BRIEF: Please print every record below exactly as it appears.

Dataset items
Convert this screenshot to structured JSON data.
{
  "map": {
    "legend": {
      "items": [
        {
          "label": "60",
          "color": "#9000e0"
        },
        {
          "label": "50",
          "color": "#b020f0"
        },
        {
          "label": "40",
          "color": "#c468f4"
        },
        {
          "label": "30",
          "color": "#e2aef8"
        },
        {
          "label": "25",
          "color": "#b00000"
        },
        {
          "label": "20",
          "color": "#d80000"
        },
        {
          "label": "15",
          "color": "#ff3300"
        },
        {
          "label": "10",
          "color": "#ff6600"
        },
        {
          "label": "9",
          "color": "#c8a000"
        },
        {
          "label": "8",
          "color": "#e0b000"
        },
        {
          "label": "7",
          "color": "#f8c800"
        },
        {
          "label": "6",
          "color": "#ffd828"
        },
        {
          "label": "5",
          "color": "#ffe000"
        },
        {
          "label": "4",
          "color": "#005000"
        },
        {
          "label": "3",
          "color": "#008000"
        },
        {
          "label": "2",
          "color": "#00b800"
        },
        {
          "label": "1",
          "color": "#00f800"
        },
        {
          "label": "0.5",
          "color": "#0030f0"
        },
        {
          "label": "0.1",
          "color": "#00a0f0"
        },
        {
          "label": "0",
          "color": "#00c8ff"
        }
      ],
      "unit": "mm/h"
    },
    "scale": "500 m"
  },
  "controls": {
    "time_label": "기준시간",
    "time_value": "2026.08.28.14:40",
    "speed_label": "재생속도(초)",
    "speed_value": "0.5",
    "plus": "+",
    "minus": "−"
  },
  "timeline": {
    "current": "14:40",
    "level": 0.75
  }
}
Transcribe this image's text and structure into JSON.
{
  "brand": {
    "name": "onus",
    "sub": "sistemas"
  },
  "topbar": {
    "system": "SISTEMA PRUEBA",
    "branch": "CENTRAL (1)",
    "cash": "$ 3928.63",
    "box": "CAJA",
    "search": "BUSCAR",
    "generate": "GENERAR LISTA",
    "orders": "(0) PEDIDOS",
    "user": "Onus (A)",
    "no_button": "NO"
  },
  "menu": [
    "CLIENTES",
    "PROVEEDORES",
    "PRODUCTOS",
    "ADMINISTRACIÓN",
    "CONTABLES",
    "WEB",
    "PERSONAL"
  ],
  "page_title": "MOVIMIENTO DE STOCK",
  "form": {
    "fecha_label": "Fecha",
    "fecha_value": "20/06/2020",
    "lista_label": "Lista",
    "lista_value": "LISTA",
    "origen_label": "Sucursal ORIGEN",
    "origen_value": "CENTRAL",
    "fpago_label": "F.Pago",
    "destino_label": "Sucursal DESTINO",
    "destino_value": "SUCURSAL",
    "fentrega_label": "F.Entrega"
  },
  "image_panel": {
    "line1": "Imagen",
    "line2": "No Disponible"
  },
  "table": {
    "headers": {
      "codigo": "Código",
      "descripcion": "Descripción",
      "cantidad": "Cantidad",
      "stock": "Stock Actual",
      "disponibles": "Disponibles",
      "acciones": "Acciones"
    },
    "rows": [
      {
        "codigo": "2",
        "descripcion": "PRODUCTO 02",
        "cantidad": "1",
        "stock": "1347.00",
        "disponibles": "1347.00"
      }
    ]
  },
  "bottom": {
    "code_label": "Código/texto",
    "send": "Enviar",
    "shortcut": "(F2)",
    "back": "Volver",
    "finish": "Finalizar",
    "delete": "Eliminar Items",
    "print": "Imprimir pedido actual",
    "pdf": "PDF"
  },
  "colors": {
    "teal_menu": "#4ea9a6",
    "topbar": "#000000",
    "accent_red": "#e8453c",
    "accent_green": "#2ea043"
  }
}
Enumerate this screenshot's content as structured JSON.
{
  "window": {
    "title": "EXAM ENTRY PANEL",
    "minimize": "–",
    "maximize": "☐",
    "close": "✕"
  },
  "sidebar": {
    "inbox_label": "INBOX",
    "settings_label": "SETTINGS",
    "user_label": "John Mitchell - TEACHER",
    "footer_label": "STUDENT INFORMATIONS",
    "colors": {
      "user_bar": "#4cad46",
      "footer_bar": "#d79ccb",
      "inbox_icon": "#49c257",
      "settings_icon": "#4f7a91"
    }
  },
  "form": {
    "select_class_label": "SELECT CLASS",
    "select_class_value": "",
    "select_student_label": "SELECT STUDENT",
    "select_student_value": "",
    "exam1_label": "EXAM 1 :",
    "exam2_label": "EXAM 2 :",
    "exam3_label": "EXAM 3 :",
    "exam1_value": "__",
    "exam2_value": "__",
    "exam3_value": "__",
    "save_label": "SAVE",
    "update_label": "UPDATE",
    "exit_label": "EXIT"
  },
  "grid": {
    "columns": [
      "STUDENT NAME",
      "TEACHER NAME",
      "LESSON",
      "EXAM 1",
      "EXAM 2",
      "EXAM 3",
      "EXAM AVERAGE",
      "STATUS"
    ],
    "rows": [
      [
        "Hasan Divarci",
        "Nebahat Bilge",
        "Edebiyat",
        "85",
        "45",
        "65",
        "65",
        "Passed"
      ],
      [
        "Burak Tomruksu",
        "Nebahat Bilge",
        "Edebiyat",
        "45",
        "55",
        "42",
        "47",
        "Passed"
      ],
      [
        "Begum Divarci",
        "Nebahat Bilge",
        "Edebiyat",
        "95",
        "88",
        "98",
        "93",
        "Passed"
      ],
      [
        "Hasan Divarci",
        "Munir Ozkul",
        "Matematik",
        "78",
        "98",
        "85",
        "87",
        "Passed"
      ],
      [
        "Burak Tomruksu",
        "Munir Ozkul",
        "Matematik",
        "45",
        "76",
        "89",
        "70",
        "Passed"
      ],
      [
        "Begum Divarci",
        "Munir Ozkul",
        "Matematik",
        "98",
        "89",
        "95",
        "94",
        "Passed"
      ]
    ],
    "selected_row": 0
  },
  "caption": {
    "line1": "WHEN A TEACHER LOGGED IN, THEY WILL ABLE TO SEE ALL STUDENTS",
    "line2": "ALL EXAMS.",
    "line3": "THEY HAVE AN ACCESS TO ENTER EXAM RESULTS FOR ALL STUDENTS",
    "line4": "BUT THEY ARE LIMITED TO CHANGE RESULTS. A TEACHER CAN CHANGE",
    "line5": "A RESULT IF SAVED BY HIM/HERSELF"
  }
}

SOLUTION TO THIS TASK:
Convert this screenshot to structured JSON data.
{
  "map": {
    "legend": {
      "items": [
        {
          "label": "60",
          "color": "#9000e0"
        },
        {
          "label": "50",
          "color": "#b020f0"
        },
        {
          "label": "40",
          "color": "#c468f4"
        },
        {
          "label": "30",
          "color": "#e2aef8"
        },
        {
          "label": "25",
          "color": "#b00000"
        },
        {
          "label": "20",
          "color": "#d80000"
        },
        {
          "label": "15",
          "color": "#ff3300"
        },
        {
          "label": "10",
          "color": "#ff6600"
        },
        {
          "label": "9",
          "color": "#c8a000"
        },
        {
          "label": "8",
          "color": "#e0b000"
        },
        {
          "label": "7",
          "color": "#f8c800"
        },
        {
          "label": "6",
          "color": "#ffd828"
        },
        {
          "label": "5",
          "color": "#ffe000"
        },
        {
          "label": "4",
          "color": "#005000"
        },
        {
          "label": "3",
          "color": "#008000"
        },
        {
          "label": "2",
          "color": "#00b800"
        },
        {
          "label": "1",
          "color": "#00f800"
        },
        {
          "label": "0.5",
          "color": "#0030f0"
        },
        {
          "label": "0.1",
          "color": "#00a0f0"
        },
        {
          "label": "0",
          "color": "#00c8ff"
        }
      ],
      "unit": "mm/h"
    },
    "scale": "500 m"
  },
  "controls": {
    "time_label": "기준시간",
    "time_value": "2026.08.28.14:40",
    "speed_label": "재생속도(초)",
    "speed_value": "0.5",
    "plus": "+",
    "minus": "−"
  },
  "timeline": {
    "current": "14:40",
    "level": 0.75
  }
}
Transcribe this image's text and structure into JSON.
{
  "brand": {
    "name": "onus",
    "sub": "sistemas"
  },
  "topbar": {
    "system": "SISTEMA PRUEBA",
    "branch": "CENTRAL (1)",
    "cash": "$ 3928.63",
    "box": "CAJA",
    "search": "BUSCAR",
    "generate": "GENERAR LISTA",
    "orders": "(0) PEDIDOS",
    "user": "Onus (A)",
    "no_button": "NO"
  },
  "menu": [
    "CLIENTES",
    "PROVEEDORES",
    "PRODUCTOS",
    "ADMINISTRACIÓN",
    "CONTABLES",
    "WEB",
    "PERSONAL"
  ],
  "page_title": "MOVIMIENTO DE STOCK",
  "form": {
    "fecha_label": "Fecha",
    "fecha_value": "20/06/2020",
    "lista_label": "Lista",
    "lista_value": "LISTA",
    "origen_label": "Sucursal ORIGEN",
    "origen_value": "CENTRAL",
    "fpago_label": "F.Pago",
    "destino_label": "Sucursal DESTINO",
    "destino_value": "SUCURSAL",
    "fentrega_label": "F.Entrega"
  },
  "image_panel": {
    "line1": "Imagen",
    "line2": "No Disponible"
  },
  "table": {
    "headers": {
      "codigo": "Código",
      "descripcion": "Descripción",
      "cantidad": "Cantidad",
      "stock": "Stock Actual",
      "disponibles": "Disponibles",
      "acciones": "Acciones"
    },
    "rows": [
      {
        "codigo": "2",
        "descripcion": "PRODUCTO 02",
        "cantidad": "1",
        "stock": "1347.00",
        "disponibles": "1347.00"
      }
    ]
  },
  "bottom": {
    "code_label": "Código/texto",
    "send": "Enviar",
    "shortcut": "(F2)",
    "back": "Volver",
    "finish": "Finalizar",
    "delete": "Eliminar Items",
    "print": "Imprimir pedido actual",
    "pdf": "PDF"
  },
  "colors": {
    "teal_menu": "#4ea9a6",
    "topbar": "#000000",
    "accent_red": "#e8453c",
    "accent_green": "#2ea043"
  }
}
Enumerate this screenshot's content as structured JSON.
{
  "window": {
    "title": "EXAM ENTRY PANEL",
    "minimize": "–",
    "maximize": "☐",
    "close": "✕"
  },
  "sidebar": {
    "inbox_label": "INBOX",
    "settings_label": "SETTINGS",
    "user_label": "John Mitchell - TEACHER",
    "footer_label": "STUDENT INFORMATIONS",
    "colors": {
      "user_bar": "#4cad46",
      "footer_bar": "#d79ccb",
      "inbox_icon": "#49c257",
      "settings_icon": "#4f7a91"
    }
  },
  "form": {
    "select_class_label": "SELECT CLASS",
    "select_class_value": "",
    "select_student_label": "SELECT STUDENT",
    "select_student_value": "",
    "exam1_label": "EXAM 1 :",
    "exam2_label": "EXAM 2 :",
    "exam3_label": "EXAM 3 :",
    "exam1_value": "__",
    "exam2_value": "__",
    "exam3_value": "__",
    "save_label": "SAVE",
    "update_label": "UPDATE",
    "exit_label": "EXIT"
  },
  "grid": {
    "columns": [
      "STUDENT NAME",
      "TEACHER NAME",
      "LESSON",
      "EXAM 1",
      "EXAM 2",
      "EXAM 3",
      "EXAM AVERAGE",
      "STATUS"
    ],
    "rows": [
      [
        "Hasan Divarci",
        "Nebahat Bilge",
        "Edebiyat",
        "85",
        "45",
        "65",
        "65",
        "Passed"
      ],
      [
        "Burak Tomruksu",
        "Nebahat Bilge",
        "Edebiyat",
        "45",
        "55",
        "42",
        "47",
        "Passed"
      ],
      [
        "Begum Divarci",
        "Nebahat Bilge",
        "Edebiyat",
        "95",
        "88",
        "98",
        "93",
        "Passed"
      ],
      [
        "Hasan Divarci",
        "Munir Ozkul",
        "Matematik",
        "78",
        "98",
        "85",
        "87",
        "Passed"
      ],
      [
        "Burak Tomruksu",
        "Munir Ozkul",
        "Matematik",
        "45",
        "76",
        "89",
        "70",
        "Passed"
      ],
      [
        "Begum Divarci",
        "Munir Ozkul",
        "Matematik",
        "98",
        "89",
        "95",
        "94",
        "Passed"
      ]
    ],
    "selected_row": 0
  },
  "caption": {
    "line1": "WHEN A TEACHER LOGGED IN, THEY WILL ABLE TO SEE ALL STUDENTS",
    "line2": "ALL EXAMS.",
    "line3": "THEY HAVE AN ACCESS TO ENTER EXAM RESULTS FOR ALL STUDENTS",
    "line4": "BUT THEY ARE LIMITED TO CHANGE RESULTS. A TEACHER CAN CHANGE",
    "line5": "A RESULT IF SAVED BY HIM/HERSELF"
  }
}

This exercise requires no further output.